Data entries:
- - -

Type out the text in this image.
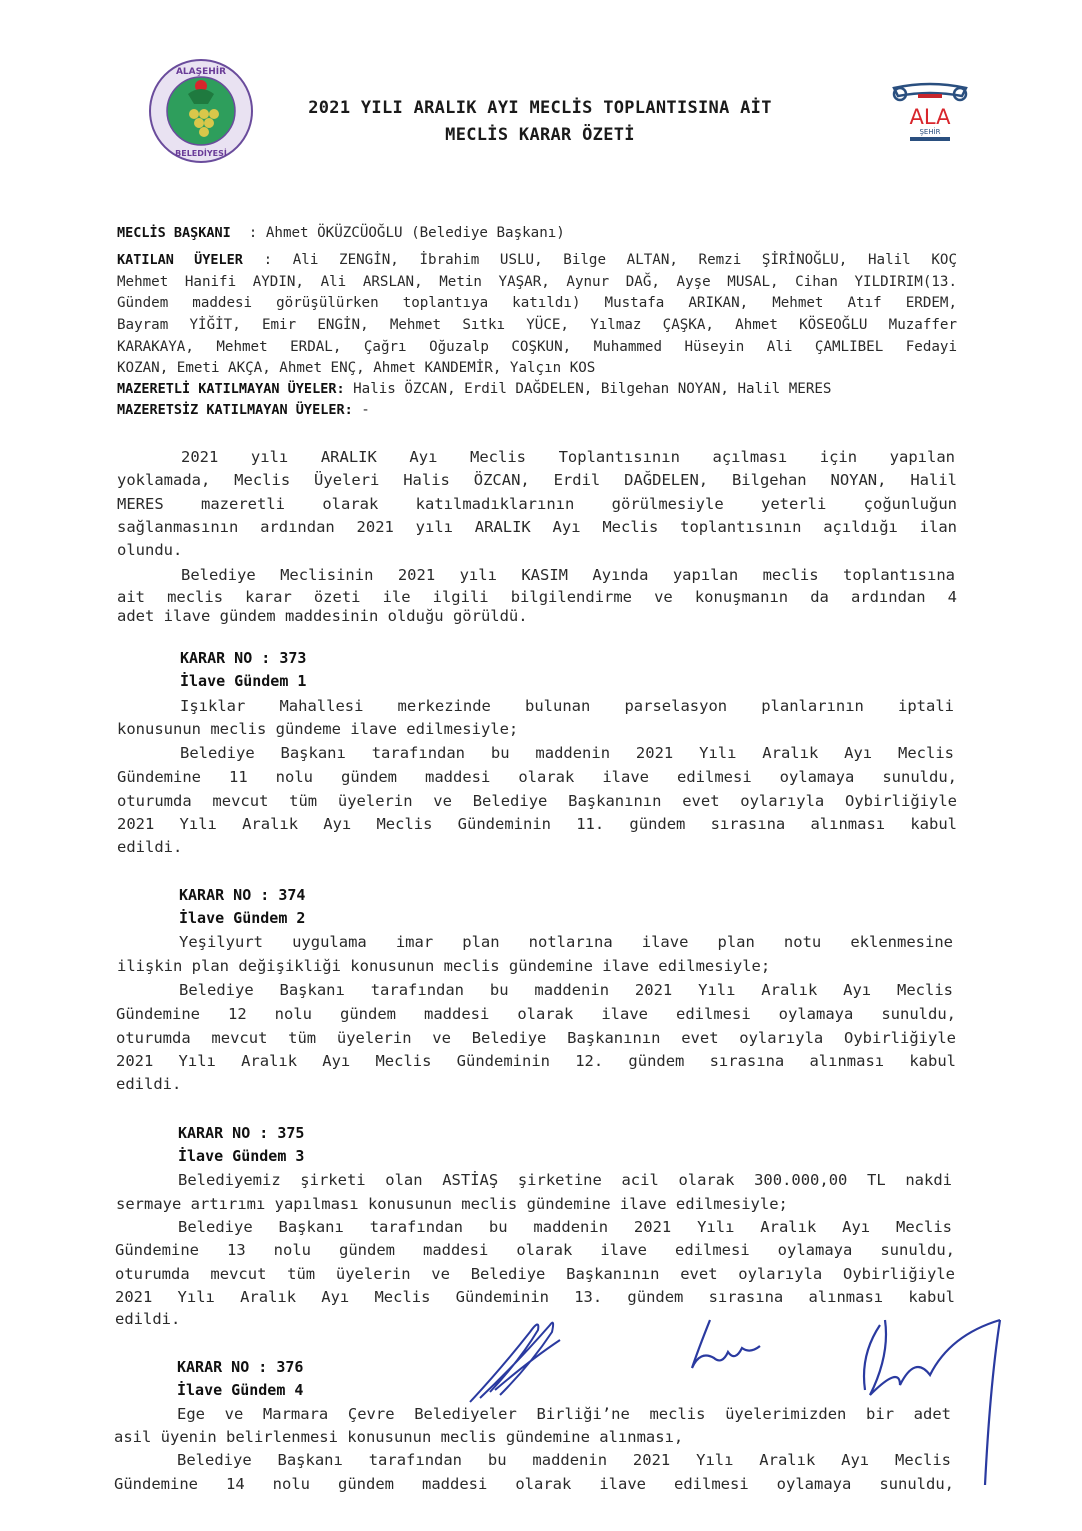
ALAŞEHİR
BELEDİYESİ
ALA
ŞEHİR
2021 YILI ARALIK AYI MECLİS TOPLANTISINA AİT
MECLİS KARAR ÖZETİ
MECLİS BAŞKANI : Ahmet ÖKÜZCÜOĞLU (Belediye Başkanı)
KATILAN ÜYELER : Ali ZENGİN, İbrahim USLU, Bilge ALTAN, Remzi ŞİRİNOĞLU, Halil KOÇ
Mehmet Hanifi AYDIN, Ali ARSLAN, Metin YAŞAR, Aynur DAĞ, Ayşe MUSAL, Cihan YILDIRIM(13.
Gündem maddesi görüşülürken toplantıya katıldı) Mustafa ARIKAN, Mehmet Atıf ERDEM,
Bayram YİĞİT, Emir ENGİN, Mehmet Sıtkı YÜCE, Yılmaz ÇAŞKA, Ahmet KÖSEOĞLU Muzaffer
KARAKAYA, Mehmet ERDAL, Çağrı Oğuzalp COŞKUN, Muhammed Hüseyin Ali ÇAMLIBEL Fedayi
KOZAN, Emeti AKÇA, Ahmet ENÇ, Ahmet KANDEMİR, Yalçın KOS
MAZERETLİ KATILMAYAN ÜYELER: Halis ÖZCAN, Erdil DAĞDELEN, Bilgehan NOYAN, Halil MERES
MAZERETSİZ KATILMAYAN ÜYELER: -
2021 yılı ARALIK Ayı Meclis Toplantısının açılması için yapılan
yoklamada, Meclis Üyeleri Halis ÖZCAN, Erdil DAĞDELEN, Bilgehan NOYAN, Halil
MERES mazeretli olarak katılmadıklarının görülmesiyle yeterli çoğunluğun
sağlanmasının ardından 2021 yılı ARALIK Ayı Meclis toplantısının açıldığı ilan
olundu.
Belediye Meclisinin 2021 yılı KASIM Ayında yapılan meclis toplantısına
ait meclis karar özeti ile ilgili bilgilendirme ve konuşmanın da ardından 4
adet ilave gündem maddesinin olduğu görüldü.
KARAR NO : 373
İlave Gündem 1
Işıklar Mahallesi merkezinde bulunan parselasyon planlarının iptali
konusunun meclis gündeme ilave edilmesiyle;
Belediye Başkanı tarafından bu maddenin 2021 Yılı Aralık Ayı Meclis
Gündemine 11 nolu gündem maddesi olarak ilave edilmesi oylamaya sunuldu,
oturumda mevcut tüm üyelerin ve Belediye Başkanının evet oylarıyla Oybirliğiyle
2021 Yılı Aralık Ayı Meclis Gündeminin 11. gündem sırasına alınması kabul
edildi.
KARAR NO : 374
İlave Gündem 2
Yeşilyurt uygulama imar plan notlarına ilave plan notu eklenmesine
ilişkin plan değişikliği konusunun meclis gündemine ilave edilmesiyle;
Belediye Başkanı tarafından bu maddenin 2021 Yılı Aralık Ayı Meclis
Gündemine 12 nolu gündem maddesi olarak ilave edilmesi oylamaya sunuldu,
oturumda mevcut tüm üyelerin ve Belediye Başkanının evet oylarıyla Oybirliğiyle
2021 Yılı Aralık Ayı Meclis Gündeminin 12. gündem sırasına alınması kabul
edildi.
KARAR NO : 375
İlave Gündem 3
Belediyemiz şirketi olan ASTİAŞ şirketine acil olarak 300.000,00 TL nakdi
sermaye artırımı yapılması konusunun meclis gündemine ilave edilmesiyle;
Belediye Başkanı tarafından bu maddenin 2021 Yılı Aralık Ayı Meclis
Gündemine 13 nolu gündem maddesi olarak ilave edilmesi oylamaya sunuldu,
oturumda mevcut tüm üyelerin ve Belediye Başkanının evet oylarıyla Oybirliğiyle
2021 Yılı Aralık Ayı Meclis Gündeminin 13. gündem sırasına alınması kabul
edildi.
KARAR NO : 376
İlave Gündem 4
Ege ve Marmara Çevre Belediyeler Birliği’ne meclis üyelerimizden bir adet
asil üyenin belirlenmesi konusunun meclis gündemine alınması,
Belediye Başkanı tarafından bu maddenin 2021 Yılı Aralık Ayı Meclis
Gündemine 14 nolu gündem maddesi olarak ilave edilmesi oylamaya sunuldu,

- - -

* [WRITTEN PROBLEM] Every record above should be transcribed exactly; the pictures stay out of the copy.

* [ANSWER]
Type out the text in this image.
ALAŞEHİR
BELEDİYESİ
ALA
ŞEHİR
2021 YILI ARALIK AYI MECLİS TOPLANTISINA AİT
MECLİS KARAR ÖZETİ
MECLİS BAŞKANI : Ahmet ÖKÜZCÜOĞLU (Belediye Başkanı)
KATILAN ÜYELER : Ali ZENGİN, İbrahim USLU, Bilge ALTAN, Remzi ŞİRİNOĞLU, Halil KOÇ
Mehmet Hanifi AYDIN, Ali ARSLAN, Metin YAŞAR, Aynur DAĞ, Ayşe MUSAL, Cihan YILDIRIM(13.
Gündem maddesi görüşülürken toplantıya katıldı) Mustafa ARIKAN, Mehmet Atıf ERDEM,
Bayram YİĞİT, Emir ENGİN, Mehmet Sıtkı YÜCE, Yılmaz ÇAŞKA, Ahmet KÖSEOĞLU Muzaffer
KARAKAYA, Mehmet ERDAL, Çağrı Oğuzalp COŞKUN, Muhammed Hüseyin Ali ÇAMLIBEL Fedayi
KOZAN, Emeti AKÇA, Ahmet ENÇ, Ahmet KANDEMİR, Yalçın KOS
MAZERETLİ KATILMAYAN ÜYELER: Halis ÖZCAN, Erdil DAĞDELEN, Bilgehan NOYAN, Halil MERES
MAZERETSİZ KATILMAYAN ÜYELER: -
2021 yılı ARALIK Ayı Meclis Toplantısının açılması için yapılan
yoklamada, Meclis Üyeleri Halis ÖZCAN, Erdil DAĞDELEN, Bilgehan NOYAN, Halil
MERES mazeretli olarak katılmadıklarının görülmesiyle yeterli çoğunluğun
sağlanmasının ardından 2021 yılı ARALIK Ayı Meclis toplantısının açıldığı ilan
olundu.
Belediye Meclisinin 2021 yılı KASIM Ayında yapılan meclis toplantısına
ait meclis karar özeti ile ilgili bilgilendirme ve konuşmanın da ardından 4
adet ilave gündem maddesinin olduğu görüldü.
KARAR NO : 373
İlave Gündem 1
Işıklar Mahallesi merkezinde bulunan parselasyon planlarının iptali
konusunun meclis gündeme ilave edilmesiyle;
Belediye Başkanı tarafından bu maddenin 2021 Yılı Aralık Ayı Meclis
Gündemine 11 nolu gündem maddesi olarak ilave edilmesi oylamaya sunuldu,
oturumda mevcut tüm üyelerin ve Belediye Başkanının evet oylarıyla Oybirliğiyle
2021 Yılı Aralık Ayı Meclis Gündeminin 11. gündem sırasına alınması kabul
edildi.
KARAR NO : 374
İlave Gündem 2
Yeşilyurt uygulama imar plan notlarına ilave plan notu eklenmesine
ilişkin plan değişikliği konusunun meclis gündemine ilave edilmesiyle;
Belediye Başkanı tarafından bu maddenin 2021 Yılı Aralık Ayı Meclis
Gündemine 12 nolu gündem maddesi olarak ilave edilmesi oylamaya sunuldu,
oturumda mevcut tüm üyelerin ve Belediye Başkanının evet oylarıyla Oybirliğiyle
2021 Yılı Aralık Ayı Meclis Gündeminin 12. gündem sırasına alınması kabul
edildi.
KARAR NO : 375
İlave Gündem 3
Belediyemiz şirketi olan ASTİAŞ şirketine acil olarak 300.000,00 TL nakdi
sermaye artırımı yapılması konusunun meclis gündemine ilave edilmesiyle;
Belediye Başkanı tarafından bu maddenin 2021 Yılı Aralık Ayı Meclis
Gündemine 13 nolu gündem maddesi olarak ilave edilmesi oylamaya sunuldu,
oturumda mevcut tüm üyelerin ve Belediye Başkanının evet oylarıyla Oybirliğiyle
2021 Yılı Aralık Ayı Meclis Gündeminin 13. gündem sırasına alınması kabul
edildi.
KARAR NO : 376
İlave Gündem 4
Ege ve Marmara Çevre Belediyeler Birliği’ne meclis üyelerimizden bir adet
asil üyenin belirlenmesi konusunun meclis gündemine alınması,
Belediye Başkanı tarafından bu maddenin 2021 Yılı Aralık Ayı Meclis
Gündemine 14 nolu gündem maddesi olarak ilave edilmesi oylamaya sunuldu,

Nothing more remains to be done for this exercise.